### Problem description:
Below is a listing to transcribe in full and exactly; keep the pictures out.

Extracted records:
===
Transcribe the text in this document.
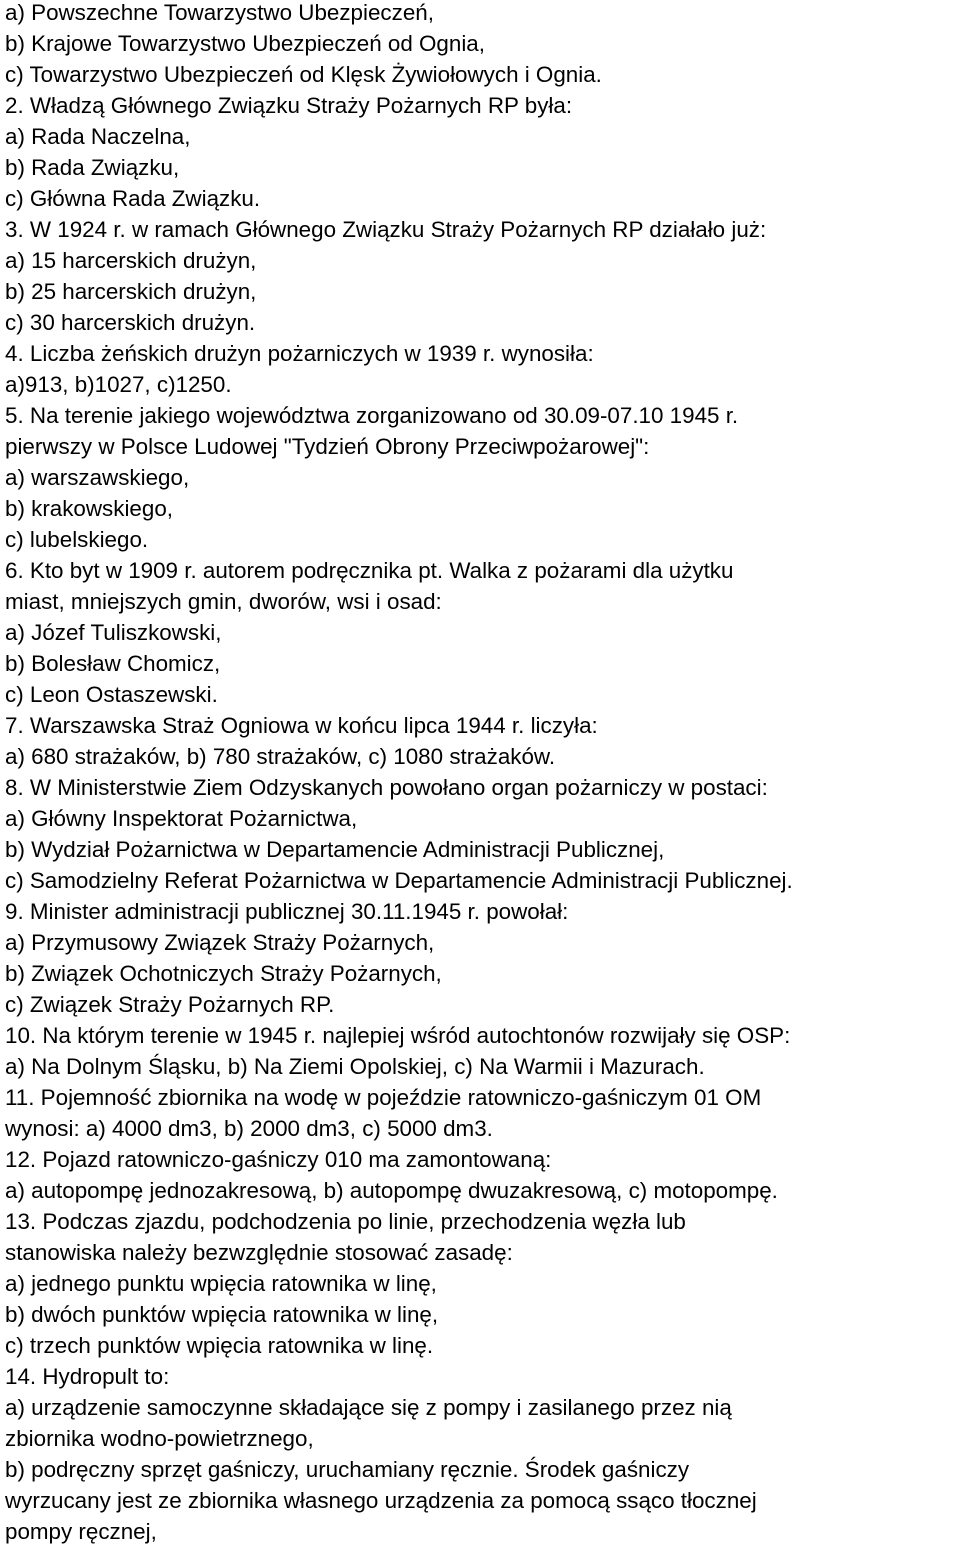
a) Powszechne Towarzystwo Ubezpieczeń,
b) Krajowe Towarzystwo Ubezpieczeń od Ognia,
c) Towarzystwo Ubezpieczeń od Klęsk Żywiołowych i Ognia.
2. Władzą Głównego Związku Straży Pożarnych RP była:
a) Rada Naczelna,
b) Rada Związku,
c) Główna Rada Związku.
3. W 1924 r. w ramach Głównego Związku Straży Pożarnych RP działało już:
a) 15 harcerskich drużyn,
b) 25 harcerskich drużyn,
c) 30 harcerskich drużyn.
4. Liczba żeńskich drużyn pożarniczych w 1939 r. wynosiła:
a)913, b)1027, c)1250.
5. Na terenie jakiego województwa zorganizowano od 30.09-07.10 1945 r.
pierwszy w Polsce Ludowej "Tydzień Obrony Przeciwpożarowej":
a) warszawskiego,
b) krakowskiego,
c) lubelskiego.
6. Kto byt w 1909 r. autorem podręcznika pt. Walka z pożarami dla użytku
miast, mniejszych gmin, dworów, wsi i osad:
a) Józef Tuliszkowski,
b) Bolesław Chomicz,
c) Leon Ostaszewski.
7. Warszawska Straż Ogniowa w końcu lipca 1944 r. liczyła:
a) 680 strażaków, b) 780 strażaków, c) 1080 strażaków.
8. W Ministerstwie Ziem Odzyskanych powołano organ pożarniczy w postaci:
a) Główny Inspektorat Pożarnictwa,
b) Wydział Pożarnictwa w Departamencie Administracji Publicznej,
c) Samodzielny Referat Pożarnictwa w Departamencie Administracji Publicznej.
9. Minister administracji publicznej 30.11.1945 r. powołał:
a) Przymusowy Związek Straży Pożarnych,
b) Związek Ochotniczych Straży Pożarnych,
c) Związek Straży Pożarnych RP.
10. Na którym terenie w 1945 r. najlepiej wśród autochtonów rozwijały się OSP:
a) Na Dolnym Śląsku, b) Na Ziemi Opolskiej, c) Na Warmii i Mazurach.
11. Pojemność zbiornika na wodę w pojeździe ratowniczo-gaśniczym 01 OM
wynosi: a) 4000 dm3, b) 2000 dm3, c) 5000 dm3.
12. Pojazd ratowniczo-gaśniczy 010 ma zamontowaną:
a) autopompę jednozakresową, b) autopompę dwuzakresową, c) motopompę.
13. Podczas zjazdu, podchodzenia po linie, przechodzenia węzła lub
stanowiska należy bezwzględnie stosować zasadę:
a) jednego punktu wpięcia ratownika w linę,
b) dwóch punktów wpięcia ratownika w linę,
c) trzech punktów wpięcia ratownika w linę.
14. Hydropult to:
a) urządzenie samoczynne składające się z pompy i zasilanego przez nią
zbiornika wodno-powietrznego,
b) podręczny sprzęt gaśniczy, uruchamiany ręcznie. Środek gaśniczy
wyrzucany jest ze zbiornika własnego urządzenia za pomocą ssąco tłocznej
pompy ręcznej,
===
### Task response:
Transcribe the text in this document.
a) Powszechne Towarzystwo Ubezpieczeń,
b) Krajowe Towarzystwo Ubezpieczeń od Ognia,
c) Towarzystwo Ubezpieczeń od Klęsk Żywiołowych i Ognia.
2. Władzą Głównego Związku Straży Pożarnych RP była:
a) Rada Naczelna,
b) Rada Związku,
c) Główna Rada Związku.
3. W 1924 r. w ramach Głównego Związku Straży Pożarnych RP działało już:
a) 15 harcerskich drużyn,
b) 25 harcerskich drużyn,
c) 30 harcerskich drużyn.
4. Liczba żeńskich drużyn pożarniczych w 1939 r. wynosiła:
a)913, b)1027, c)1250.
5. Na terenie jakiego województwa zorganizowano od 30.09-07.10 1945 r.
pierwszy w Polsce Ludowej "Tydzień Obrony Przeciwpożarowej":
a) warszawskiego,
b) krakowskiego,
c) lubelskiego.
6. Kto byt w 1909 r. autorem podręcznika pt. Walka z pożarami dla użytku
miast, mniejszych gmin, dworów, wsi i osad:
a) Józef Tuliszkowski,
b) Bolesław Chomicz,
c) Leon Ostaszewski.
7. Warszawska Straż Ogniowa w końcu lipca 1944 r. liczyła:
a) 680 strażaków, b) 780 strażaków, c) 1080 strażaków.
8. W Ministerstwie Ziem Odzyskanych powołano organ pożarniczy w postaci:
a) Główny Inspektorat Pożarnictwa,
b) Wydział Pożarnictwa w Departamencie Administracji Publicznej,
c) Samodzielny Referat Pożarnictwa w Departamencie Administracji Publicznej.
9. Minister administracji publicznej 30.11.1945 r. powołał:
a) Przymusowy Związek Straży Pożarnych,
b) Związek Ochotniczych Straży Pożarnych,
c) Związek Straży Pożarnych RP.
10. Na którym terenie w 1945 r. najlepiej wśród autochtonów rozwijały się OSP:
a) Na Dolnym Śląsku, b) Na Ziemi Opolskiej, c) Na Warmii i Mazurach.
11. Pojemność zbiornika na wodę w pojeździe ratowniczo-gaśniczym 01 OM
wynosi: a) 4000 dm3, b) 2000 dm3, c) 5000 dm3.
12. Pojazd ratowniczo-gaśniczy 010 ma zamontowaną:
a) autopompę jednozakresową, b) autopompę dwuzakresową, c) motopompę.
13. Podczas zjazdu, podchodzenia po linie, przechodzenia węzła lub
stanowiska należy bezwzględnie stosować zasadę:
a) jednego punktu wpięcia ratownika w linę,
b) dwóch punktów wpięcia ratownika w linę,
c) trzech punktów wpięcia ratownika w linę.
14. Hydropult to:
a) urządzenie samoczynne składające się z pompy i zasilanego przez nią
zbiornika wodno-powietrznego,
b) podręczny sprzęt gaśniczy, uruchamiany ręcznie. Środek gaśniczy
wyrzucany jest ze zbiornika własnego urządzenia za pomocą ssąco tłocznej
pompy ręcznej,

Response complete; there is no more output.